Lines of data

-.-.-

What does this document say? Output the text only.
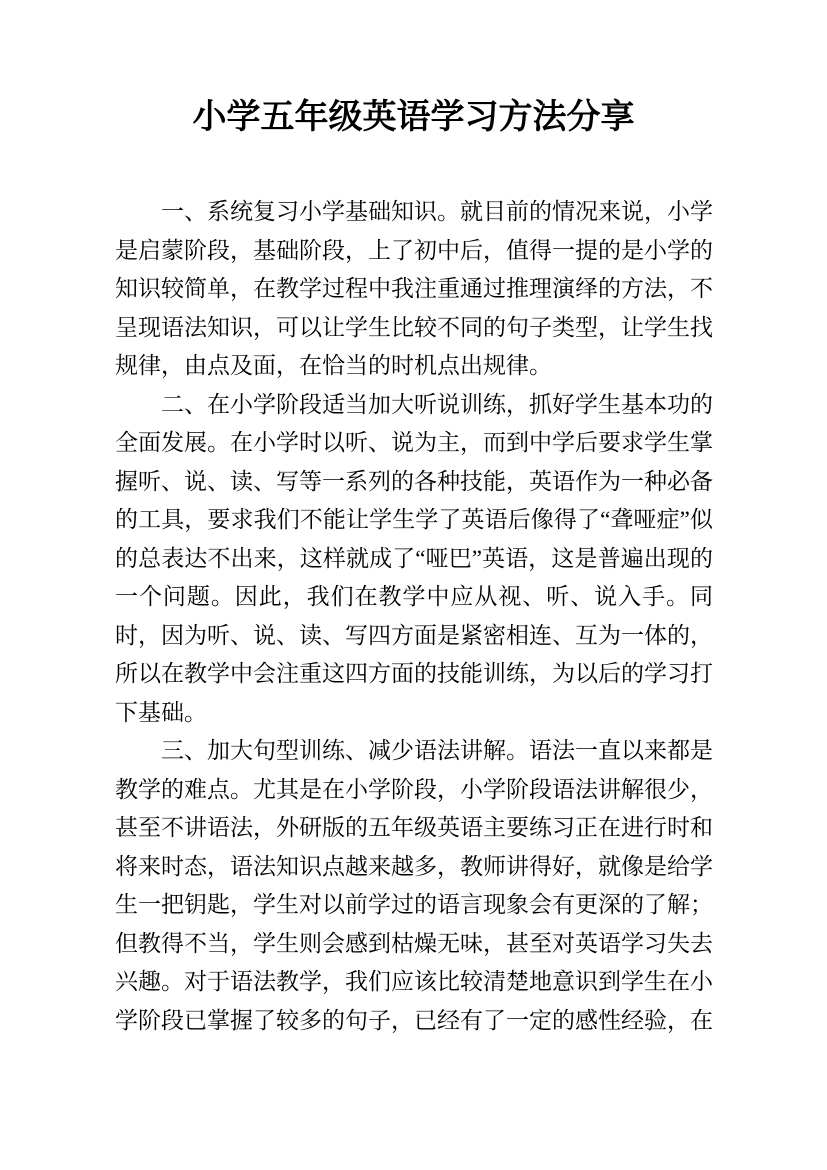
小学五年级英语学习方法分享

一、系统复习小学基础知识。就目前的情况来说，小学是启蒙阶段，基础阶段，上了初中后，值得一提的是小学的知识较简单，在教学过程中我注重通过推理演绎的方法，不呈现语法知识，可以让学生比较不同的句子类型，让学生找规律，由点及面，在恰当的时机点出规律。

二、在小学阶段适当加大听说训练，抓好学生基本功的全面发展。在小学时以听、说为主，而到中学后要求学生掌握听、说、读、写等一系列的各种技能，英语作为一种必备的工具，要求我们不能让学生学了英语后像得了“聋哑症”似的总表达不出来，这样就成了“哑巴”英语，这是普遍出现的一个问题。因此，我们在教学中应从视、听、说入手。同时，因为听、说、读、写四方面是紧密相连、互为一体的，所以在教学中会注重这四方面的技能训练，为以后的学习打下基础。

三、加大句型训练、减少语法讲解。语法一直以来都是教学的难点。尤其是在小学阶段，小学阶段语法讲解很少，甚至不讲语法，外研版的五年级英语主要练习正在进行时和将来时态，语法知识点越来越多，教师讲得好，就像是给学生一把钥匙，学生对以前学过的语言现象会有更深的了解；但教得不当，学生则会感到枯燥无味，甚至对英语学习失去兴趣。对于语法教学，我们应该比较清楚地意识到学生在小学阶段已掌握了较多的句子，已经有了一定的感性经验，在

-.-.-

Problem to solve >>
Leave the pictures out and write out every entry exactly as given.

Output >>
What does this document say? Output the text only.
小学五年级英语学习方法分享

一、系统复习小学基础知识。就目前的情况来说，小学是启蒙阶段，基础阶段，上了初中后，值得一提的是小学的知识较简单，在教学过程中我注重通过推理演绎的方法，不呈现语法知识，可以让学生比较不同的句子类型，让学生找规律，由点及面，在恰当的时机点出规律。

二、在小学阶段适当加大听说训练，抓好学生基本功的全面发展。在小学时以听、说为主，而到中学后要求学生掌握听、说、读、写等一系列的各种技能，英语作为一种必备的工具，要求我们不能让学生学了英语后像得了“聋哑症”似的总表达不出来，这样就成了“哑巴”英语，这是普遍出现的一个问题。因此，我们在教学中应从视、听、说入手。同时，因为听、说、读、写四方面是紧密相连、互为一体的，所以在教学中会注重这四方面的技能训练，为以后的学习打下基础。

三、加大句型训练、减少语法讲解。语法一直以来都是教学的难点。尤其是在小学阶段，小学阶段语法讲解很少，甚至不讲语法，外研版的五年级英语主要练习正在进行时和将来时态，语法知识点越来越多，教师讲得好，就像是给学生一把钥匙，学生对以前学过的语言现象会有更深的了解；但教得不当，学生则会感到枯燥无味，甚至对英语学习失去兴趣。对于语法教学，我们应该比较清楚地意识到学生在小学阶段已掌握了较多的句子，已经有了一定的感性经验，在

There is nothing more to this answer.